[Extracted entries]
******************************

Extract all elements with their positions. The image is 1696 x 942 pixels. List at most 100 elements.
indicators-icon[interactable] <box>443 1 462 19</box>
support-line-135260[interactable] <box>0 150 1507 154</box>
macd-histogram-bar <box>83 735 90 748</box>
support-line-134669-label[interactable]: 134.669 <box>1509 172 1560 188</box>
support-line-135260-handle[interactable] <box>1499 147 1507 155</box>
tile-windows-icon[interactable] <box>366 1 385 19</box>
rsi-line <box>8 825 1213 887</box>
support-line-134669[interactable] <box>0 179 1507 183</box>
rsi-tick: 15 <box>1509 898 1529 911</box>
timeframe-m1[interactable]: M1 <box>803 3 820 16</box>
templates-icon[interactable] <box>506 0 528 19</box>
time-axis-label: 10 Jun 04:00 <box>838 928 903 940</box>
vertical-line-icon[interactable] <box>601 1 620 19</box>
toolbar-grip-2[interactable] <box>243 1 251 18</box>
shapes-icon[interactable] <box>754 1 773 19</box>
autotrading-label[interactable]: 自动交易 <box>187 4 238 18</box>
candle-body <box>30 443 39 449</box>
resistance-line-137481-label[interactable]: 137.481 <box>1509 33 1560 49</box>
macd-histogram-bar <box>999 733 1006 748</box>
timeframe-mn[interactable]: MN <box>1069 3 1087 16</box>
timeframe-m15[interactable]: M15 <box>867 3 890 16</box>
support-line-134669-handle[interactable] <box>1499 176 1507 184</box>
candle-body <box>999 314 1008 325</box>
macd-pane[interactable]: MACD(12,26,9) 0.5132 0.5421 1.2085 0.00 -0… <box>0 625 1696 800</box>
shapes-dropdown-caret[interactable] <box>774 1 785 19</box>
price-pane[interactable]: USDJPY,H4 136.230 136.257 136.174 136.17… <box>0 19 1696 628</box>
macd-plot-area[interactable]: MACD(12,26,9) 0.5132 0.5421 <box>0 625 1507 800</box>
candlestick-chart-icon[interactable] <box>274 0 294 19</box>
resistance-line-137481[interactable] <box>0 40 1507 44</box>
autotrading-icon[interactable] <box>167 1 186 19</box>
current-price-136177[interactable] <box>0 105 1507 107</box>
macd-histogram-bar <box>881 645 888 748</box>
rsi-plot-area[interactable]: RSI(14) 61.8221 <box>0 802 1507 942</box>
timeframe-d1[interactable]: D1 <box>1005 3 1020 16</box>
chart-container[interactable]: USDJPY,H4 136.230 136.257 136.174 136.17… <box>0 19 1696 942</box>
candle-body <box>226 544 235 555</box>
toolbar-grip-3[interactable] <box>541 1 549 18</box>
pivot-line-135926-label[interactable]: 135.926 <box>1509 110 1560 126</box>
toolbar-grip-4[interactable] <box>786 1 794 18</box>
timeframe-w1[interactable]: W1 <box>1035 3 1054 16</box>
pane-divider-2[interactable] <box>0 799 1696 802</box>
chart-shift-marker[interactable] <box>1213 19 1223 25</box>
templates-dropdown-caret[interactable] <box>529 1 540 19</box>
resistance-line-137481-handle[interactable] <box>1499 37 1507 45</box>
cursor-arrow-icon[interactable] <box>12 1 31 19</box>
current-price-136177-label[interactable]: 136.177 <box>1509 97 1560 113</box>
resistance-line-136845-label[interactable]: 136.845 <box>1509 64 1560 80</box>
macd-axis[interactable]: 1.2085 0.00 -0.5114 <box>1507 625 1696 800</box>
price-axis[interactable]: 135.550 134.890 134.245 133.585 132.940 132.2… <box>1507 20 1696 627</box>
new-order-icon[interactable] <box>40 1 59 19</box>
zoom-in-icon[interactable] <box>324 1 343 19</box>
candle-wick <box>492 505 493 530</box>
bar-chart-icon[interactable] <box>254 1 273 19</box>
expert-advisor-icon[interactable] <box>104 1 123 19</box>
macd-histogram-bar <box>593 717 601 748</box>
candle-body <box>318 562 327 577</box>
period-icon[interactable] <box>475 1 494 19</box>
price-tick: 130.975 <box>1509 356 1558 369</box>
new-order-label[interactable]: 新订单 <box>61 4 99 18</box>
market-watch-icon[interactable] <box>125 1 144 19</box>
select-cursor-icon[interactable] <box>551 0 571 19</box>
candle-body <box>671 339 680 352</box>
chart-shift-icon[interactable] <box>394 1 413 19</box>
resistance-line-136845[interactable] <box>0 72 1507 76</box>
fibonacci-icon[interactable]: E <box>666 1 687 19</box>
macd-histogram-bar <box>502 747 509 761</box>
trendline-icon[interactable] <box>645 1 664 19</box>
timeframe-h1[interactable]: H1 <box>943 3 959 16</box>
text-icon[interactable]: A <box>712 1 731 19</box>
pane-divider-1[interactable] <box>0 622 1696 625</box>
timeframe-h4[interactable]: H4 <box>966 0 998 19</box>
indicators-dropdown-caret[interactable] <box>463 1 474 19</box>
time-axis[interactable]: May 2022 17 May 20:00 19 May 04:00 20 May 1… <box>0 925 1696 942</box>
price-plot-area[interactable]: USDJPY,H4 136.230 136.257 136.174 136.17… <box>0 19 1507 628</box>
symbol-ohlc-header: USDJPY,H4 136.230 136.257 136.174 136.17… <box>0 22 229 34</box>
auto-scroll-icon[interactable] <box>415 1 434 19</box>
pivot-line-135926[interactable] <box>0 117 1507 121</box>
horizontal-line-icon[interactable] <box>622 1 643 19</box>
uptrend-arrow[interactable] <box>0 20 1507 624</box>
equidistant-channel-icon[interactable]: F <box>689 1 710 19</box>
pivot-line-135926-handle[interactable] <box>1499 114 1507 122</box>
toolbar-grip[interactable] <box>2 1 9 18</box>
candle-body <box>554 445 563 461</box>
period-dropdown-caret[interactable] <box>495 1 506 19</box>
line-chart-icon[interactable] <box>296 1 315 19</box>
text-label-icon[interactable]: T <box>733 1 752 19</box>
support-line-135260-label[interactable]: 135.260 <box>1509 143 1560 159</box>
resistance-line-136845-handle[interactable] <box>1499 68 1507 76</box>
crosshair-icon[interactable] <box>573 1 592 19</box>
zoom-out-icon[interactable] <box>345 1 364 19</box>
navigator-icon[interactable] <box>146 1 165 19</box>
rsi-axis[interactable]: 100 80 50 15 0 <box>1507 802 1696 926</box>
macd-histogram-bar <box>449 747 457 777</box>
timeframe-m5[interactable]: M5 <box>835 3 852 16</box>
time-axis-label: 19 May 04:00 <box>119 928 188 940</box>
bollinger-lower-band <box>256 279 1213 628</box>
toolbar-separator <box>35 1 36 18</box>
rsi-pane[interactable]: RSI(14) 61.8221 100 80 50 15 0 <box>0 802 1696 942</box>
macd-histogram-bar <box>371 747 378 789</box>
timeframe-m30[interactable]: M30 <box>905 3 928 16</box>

******************************

[What to work on]
Extract every row above and copy each line unchanged, with its wording, punctuation and box values intact.

[Result]
Extract all elements with their positions. The image is 1696 x 942 pixels. List at most 100 elements.
indicators-icon[interactable] <box>443 1 462 19</box>
support-line-135260[interactable] <box>0 150 1507 154</box>
macd-histogram-bar <box>83 735 90 748</box>
support-line-134669-label[interactable]: 134.669 <box>1509 172 1560 188</box>
support-line-135260-handle[interactable] <box>1499 147 1507 155</box>
tile-windows-icon[interactable] <box>366 1 385 19</box>
rsi-line <box>8 825 1213 887</box>
support-line-134669[interactable] <box>0 179 1507 183</box>
rsi-tick: 15 <box>1509 898 1529 911</box>
timeframe-m1[interactable]: M1 <box>803 3 820 16</box>
templates-icon[interactable] <box>506 0 528 19</box>
time-axis-label: 10 Jun 04:00 <box>838 928 903 940</box>
vertical-line-icon[interactable] <box>601 1 620 19</box>
toolbar-grip-2[interactable] <box>243 1 251 18</box>
shapes-icon[interactable] <box>754 1 773 19</box>
autotrading-label[interactable]: 自动交易 <box>187 4 238 18</box>
candle-body <box>30 443 39 449</box>
resistance-line-137481-label[interactable]: 137.481 <box>1509 33 1560 49</box>
macd-histogram-bar <box>999 733 1006 748</box>
timeframe-mn[interactable]: MN <box>1069 3 1087 16</box>
timeframe-m15[interactable]: M15 <box>867 3 890 16</box>
support-line-134669-handle[interactable] <box>1499 176 1507 184</box>
candle-body <box>999 314 1008 325</box>
macd-pane[interactable]: MACD(12,26,9) 0.5132 0.5421 1.2085 0.00 -0… <box>0 625 1696 800</box>
shapes-dropdown-caret[interactable] <box>774 1 785 19</box>
price-pane[interactable]: USDJPY,H4 136.230 136.257 136.174 136.17… <box>0 19 1696 628</box>
macd-plot-area[interactable]: MACD(12,26,9) 0.5132 0.5421 <box>0 625 1507 800</box>
candlestick-chart-icon[interactable] <box>274 0 294 19</box>
resistance-line-137481[interactable] <box>0 40 1507 44</box>
autotrading-icon[interactable] <box>167 1 186 19</box>
current-price-136177[interactable] <box>0 105 1507 107</box>
macd-histogram-bar <box>881 645 888 748</box>
rsi-plot-area[interactable]: RSI(14) 61.8221 <box>0 802 1507 942</box>
timeframe-d1[interactable]: D1 <box>1005 3 1020 16</box>
chart-container[interactable]: USDJPY,H4 136.230 136.257 136.174 136.17… <box>0 19 1696 942</box>
candle-body <box>226 544 235 555</box>
toolbar-grip-3[interactable] <box>541 1 549 18</box>
pivot-line-135926-label[interactable]: 135.926 <box>1509 110 1560 126</box>
toolbar-grip-4[interactable] <box>786 1 794 18</box>
timeframe-w1[interactable]: W1 <box>1035 3 1054 16</box>
pane-divider-2[interactable] <box>0 799 1696 802</box>
chart-shift-marker[interactable] <box>1213 19 1223 25</box>
templates-dropdown-caret[interactable] <box>529 1 540 19</box>
resistance-line-137481-handle[interactable] <box>1499 37 1507 45</box>
cursor-arrow-icon[interactable] <box>12 1 31 19</box>
current-price-136177-label[interactable]: 136.177 <box>1509 97 1560 113</box>
resistance-line-136845-label[interactable]: 136.845 <box>1509 64 1560 80</box>
macd-axis[interactable]: 1.2085 0.00 -0.5114 <box>1507 625 1696 800</box>
price-axis[interactable]: 135.550 134.890 134.245 133.585 132.940 132.2… <box>1507 20 1696 627</box>
new-order-icon[interactable] <box>40 1 59 19</box>
zoom-in-icon[interactable] <box>324 1 343 19</box>
candle-wick <box>492 505 493 530</box>
bar-chart-icon[interactable] <box>254 1 273 19</box>
expert-advisor-icon[interactable] <box>104 1 123 19</box>
macd-histogram-bar <box>593 717 601 748</box>
candle-body <box>318 562 327 577</box>
period-icon[interactable] <box>475 1 494 19</box>
price-tick: 130.975 <box>1509 356 1558 369</box>
new-order-label[interactable]: 新订单 <box>61 4 99 18</box>
market-watch-icon[interactable] <box>125 1 144 19</box>
select-cursor-icon[interactable] <box>551 0 571 19</box>
candle-body <box>671 339 680 352</box>
chart-shift-icon[interactable] <box>394 1 413 19</box>
resistance-line-136845[interactable] <box>0 72 1507 76</box>
fibonacci-icon[interactable]: E <box>666 1 687 19</box>
macd-histogram-bar <box>502 747 509 761</box>
trendline-icon[interactable] <box>645 1 664 19</box>
timeframe-h1[interactable]: H1 <box>943 3 959 16</box>
text-icon[interactable]: A <box>712 1 731 19</box>
pane-divider-1[interactable] <box>0 622 1696 625</box>
timeframe-h4[interactable]: H4 <box>966 0 998 19</box>
indicators-dropdown-caret[interactable] <box>463 1 474 19</box>
time-axis[interactable]: May 2022 17 May 20:00 19 May 04:00 20 May 1… <box>0 925 1696 942</box>
price-plot-area[interactable]: USDJPY,H4 136.230 136.257 136.174 136.17… <box>0 19 1507 628</box>
symbol-ohlc-header: USDJPY,H4 136.230 136.257 136.174 136.17… <box>0 22 229 34</box>
auto-scroll-icon[interactable] <box>415 1 434 19</box>
pivot-line-135926[interactable] <box>0 117 1507 121</box>
horizontal-line-icon[interactable] <box>622 1 643 19</box>
uptrend-arrow[interactable] <box>0 20 1507 624</box>
equidistant-channel-icon[interactable]: F <box>689 1 710 19</box>
pivot-line-135926-handle[interactable] <box>1499 114 1507 122</box>
toolbar-grip[interactable] <box>2 1 9 18</box>
candle-body <box>554 445 563 461</box>
period-dropdown-caret[interactable] <box>495 1 506 19</box>
line-chart-icon[interactable] <box>296 1 315 19</box>
text-label-icon[interactable]: T <box>733 1 752 19</box>
support-line-135260-label[interactable]: 135.260 <box>1509 143 1560 159</box>
resistance-line-136845-handle[interactable] <box>1499 68 1507 76</box>
crosshair-icon[interactable] <box>573 1 592 19</box>
zoom-out-icon[interactable] <box>345 1 364 19</box>
navigator-icon[interactable] <box>146 1 165 19</box>
rsi-axis[interactable]: 100 80 50 15 0 <box>1507 802 1696 926</box>
macd-histogram-bar <box>449 747 457 777</box>
timeframe-m5[interactable]: M5 <box>835 3 852 16</box>
time-axis-label: 19 May 04:00 <box>119 928 188 940</box>
bollinger-lower-band <box>256 279 1213 628</box>
toolbar-separator <box>35 1 36 18</box>
rsi-pane[interactable]: RSI(14) 61.8221 100 80 50 15 0 <box>0 802 1696 942</box>
macd-histogram-bar <box>371 747 378 789</box>
timeframe-m30[interactable]: M30 <box>905 3 928 16</box>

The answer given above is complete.